═════ TASK MATERIAL ═════

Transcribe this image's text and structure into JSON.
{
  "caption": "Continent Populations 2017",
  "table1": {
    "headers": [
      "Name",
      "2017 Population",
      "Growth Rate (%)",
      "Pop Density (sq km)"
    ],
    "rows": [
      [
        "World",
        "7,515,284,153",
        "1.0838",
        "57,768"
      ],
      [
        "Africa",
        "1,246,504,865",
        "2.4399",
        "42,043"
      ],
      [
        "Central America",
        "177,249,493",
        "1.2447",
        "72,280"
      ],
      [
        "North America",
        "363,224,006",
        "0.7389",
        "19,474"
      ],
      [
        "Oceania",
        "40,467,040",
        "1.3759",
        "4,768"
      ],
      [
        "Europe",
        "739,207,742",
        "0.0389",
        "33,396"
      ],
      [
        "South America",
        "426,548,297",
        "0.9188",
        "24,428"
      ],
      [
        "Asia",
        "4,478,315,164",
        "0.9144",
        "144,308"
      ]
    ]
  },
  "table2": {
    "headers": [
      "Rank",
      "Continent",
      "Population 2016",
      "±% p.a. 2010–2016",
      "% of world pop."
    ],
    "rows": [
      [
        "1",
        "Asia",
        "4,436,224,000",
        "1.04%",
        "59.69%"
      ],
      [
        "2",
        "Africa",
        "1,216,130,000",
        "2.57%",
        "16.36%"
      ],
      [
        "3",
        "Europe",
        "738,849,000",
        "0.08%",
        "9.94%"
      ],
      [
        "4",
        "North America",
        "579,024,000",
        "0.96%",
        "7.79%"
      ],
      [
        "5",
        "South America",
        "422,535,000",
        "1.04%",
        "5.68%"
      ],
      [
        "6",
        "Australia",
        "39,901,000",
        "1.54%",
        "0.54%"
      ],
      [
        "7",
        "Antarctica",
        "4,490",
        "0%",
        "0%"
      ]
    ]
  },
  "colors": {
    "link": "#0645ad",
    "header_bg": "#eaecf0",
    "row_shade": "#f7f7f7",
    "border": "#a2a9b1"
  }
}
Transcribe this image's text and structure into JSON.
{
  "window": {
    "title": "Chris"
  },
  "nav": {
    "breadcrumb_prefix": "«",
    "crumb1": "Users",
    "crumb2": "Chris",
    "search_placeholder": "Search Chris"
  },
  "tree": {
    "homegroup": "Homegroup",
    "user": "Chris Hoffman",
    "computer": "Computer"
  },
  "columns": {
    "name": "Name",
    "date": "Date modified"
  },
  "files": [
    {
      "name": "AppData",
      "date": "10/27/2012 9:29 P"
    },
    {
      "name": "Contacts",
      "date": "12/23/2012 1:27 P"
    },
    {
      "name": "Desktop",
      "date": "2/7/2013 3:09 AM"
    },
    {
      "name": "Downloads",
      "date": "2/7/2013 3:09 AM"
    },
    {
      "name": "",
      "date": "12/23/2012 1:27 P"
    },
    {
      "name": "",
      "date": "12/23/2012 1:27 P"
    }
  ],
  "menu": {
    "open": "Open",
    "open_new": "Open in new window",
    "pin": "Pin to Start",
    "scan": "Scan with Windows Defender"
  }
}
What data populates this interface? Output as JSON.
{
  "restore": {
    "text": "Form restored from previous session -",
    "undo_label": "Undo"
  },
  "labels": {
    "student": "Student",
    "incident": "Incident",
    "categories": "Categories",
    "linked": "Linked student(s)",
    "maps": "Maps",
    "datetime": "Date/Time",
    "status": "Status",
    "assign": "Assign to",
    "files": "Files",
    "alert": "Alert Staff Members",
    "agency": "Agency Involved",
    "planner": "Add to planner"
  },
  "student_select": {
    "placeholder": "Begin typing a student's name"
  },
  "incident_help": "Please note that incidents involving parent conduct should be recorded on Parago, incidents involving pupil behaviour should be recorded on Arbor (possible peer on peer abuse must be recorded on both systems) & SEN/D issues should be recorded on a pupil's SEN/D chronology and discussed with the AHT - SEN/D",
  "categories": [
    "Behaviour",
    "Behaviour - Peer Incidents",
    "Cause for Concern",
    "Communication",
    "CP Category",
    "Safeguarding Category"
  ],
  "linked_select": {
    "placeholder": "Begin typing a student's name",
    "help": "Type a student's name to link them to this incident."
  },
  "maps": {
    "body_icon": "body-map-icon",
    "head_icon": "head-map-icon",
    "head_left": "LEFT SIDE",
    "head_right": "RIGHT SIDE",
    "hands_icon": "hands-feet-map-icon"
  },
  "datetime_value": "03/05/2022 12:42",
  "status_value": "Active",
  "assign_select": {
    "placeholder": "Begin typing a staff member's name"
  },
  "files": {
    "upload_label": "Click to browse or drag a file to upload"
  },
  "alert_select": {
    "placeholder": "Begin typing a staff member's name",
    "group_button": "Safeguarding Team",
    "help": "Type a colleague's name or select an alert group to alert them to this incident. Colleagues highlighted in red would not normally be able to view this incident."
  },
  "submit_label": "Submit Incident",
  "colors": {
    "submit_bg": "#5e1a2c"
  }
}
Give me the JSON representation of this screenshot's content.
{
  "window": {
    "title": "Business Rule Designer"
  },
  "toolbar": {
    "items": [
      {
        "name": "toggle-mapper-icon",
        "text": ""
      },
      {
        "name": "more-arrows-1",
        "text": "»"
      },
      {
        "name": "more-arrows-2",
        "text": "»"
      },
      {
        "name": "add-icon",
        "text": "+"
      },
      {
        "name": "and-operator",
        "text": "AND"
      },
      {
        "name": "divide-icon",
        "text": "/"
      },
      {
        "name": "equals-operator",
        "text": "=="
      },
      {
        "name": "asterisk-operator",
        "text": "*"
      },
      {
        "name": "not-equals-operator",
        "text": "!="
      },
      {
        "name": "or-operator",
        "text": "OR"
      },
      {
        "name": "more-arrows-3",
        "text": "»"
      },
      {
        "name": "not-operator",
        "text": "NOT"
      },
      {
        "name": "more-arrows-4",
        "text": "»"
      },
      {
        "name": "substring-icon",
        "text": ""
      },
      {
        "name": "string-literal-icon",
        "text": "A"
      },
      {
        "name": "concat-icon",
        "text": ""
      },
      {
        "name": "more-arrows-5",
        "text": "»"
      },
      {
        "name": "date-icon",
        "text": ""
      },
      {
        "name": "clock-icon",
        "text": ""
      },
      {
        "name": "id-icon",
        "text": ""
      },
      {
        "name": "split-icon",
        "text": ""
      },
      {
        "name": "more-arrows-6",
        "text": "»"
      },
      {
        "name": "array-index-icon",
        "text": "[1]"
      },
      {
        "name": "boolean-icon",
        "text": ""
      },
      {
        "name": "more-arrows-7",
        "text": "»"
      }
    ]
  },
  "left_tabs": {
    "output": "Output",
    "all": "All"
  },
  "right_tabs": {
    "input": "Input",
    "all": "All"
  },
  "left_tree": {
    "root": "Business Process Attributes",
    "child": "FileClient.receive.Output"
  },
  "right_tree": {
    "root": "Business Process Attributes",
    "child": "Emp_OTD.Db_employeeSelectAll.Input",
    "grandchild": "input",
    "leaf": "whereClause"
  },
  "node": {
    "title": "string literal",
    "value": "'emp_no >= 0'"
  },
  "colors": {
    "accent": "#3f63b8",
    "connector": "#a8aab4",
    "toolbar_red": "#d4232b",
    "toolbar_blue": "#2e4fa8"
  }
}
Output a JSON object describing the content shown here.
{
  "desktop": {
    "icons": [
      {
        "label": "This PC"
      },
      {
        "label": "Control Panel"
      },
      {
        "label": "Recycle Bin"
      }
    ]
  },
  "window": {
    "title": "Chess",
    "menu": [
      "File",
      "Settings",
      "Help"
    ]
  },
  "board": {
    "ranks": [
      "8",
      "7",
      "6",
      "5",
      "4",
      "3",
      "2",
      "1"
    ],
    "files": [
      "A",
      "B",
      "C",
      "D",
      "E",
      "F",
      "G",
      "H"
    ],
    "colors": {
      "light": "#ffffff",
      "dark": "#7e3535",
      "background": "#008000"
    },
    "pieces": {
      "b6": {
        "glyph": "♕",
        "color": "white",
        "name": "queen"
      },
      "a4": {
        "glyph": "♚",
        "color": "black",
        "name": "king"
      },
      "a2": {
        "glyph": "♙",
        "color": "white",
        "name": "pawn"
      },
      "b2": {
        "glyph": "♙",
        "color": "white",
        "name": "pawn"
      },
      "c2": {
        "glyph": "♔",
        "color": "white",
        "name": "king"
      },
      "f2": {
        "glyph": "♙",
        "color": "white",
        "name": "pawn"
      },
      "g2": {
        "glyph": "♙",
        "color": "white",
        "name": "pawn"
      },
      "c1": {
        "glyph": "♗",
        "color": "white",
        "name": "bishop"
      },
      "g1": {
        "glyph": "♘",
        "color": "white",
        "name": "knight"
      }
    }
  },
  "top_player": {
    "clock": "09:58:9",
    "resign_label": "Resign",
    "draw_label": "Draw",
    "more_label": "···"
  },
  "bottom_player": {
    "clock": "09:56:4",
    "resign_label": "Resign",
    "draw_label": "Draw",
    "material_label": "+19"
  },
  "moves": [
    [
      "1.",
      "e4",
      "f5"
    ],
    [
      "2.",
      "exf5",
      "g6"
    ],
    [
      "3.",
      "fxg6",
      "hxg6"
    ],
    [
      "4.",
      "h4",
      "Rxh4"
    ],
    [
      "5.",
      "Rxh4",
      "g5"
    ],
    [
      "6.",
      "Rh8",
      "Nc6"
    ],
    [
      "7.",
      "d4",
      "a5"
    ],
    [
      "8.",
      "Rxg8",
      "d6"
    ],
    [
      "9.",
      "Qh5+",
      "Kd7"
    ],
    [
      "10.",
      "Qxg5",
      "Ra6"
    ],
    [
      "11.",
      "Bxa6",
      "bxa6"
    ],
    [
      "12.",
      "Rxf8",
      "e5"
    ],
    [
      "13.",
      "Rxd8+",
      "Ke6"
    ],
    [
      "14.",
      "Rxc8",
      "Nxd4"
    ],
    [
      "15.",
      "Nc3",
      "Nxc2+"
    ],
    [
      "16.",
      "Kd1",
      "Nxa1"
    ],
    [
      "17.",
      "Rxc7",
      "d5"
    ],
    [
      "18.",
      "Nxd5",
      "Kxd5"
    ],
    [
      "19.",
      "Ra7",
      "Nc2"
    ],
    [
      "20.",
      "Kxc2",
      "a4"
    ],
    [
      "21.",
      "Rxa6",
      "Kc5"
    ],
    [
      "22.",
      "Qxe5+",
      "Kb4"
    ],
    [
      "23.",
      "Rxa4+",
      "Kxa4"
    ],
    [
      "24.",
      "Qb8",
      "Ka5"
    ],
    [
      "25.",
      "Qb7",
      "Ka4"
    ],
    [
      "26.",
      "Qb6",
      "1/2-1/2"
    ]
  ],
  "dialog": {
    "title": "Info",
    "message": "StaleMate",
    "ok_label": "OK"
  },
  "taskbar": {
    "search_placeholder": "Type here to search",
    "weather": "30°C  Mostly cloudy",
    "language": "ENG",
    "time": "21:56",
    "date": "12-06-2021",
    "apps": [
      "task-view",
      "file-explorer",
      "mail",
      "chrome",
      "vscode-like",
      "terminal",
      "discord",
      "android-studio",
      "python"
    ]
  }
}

═════

WHAT YOU HAVE TO DO:
Across the records, how many lines contain "equals"? Only the number should be given.

RESPONSE TO THIS EXERCISE:
2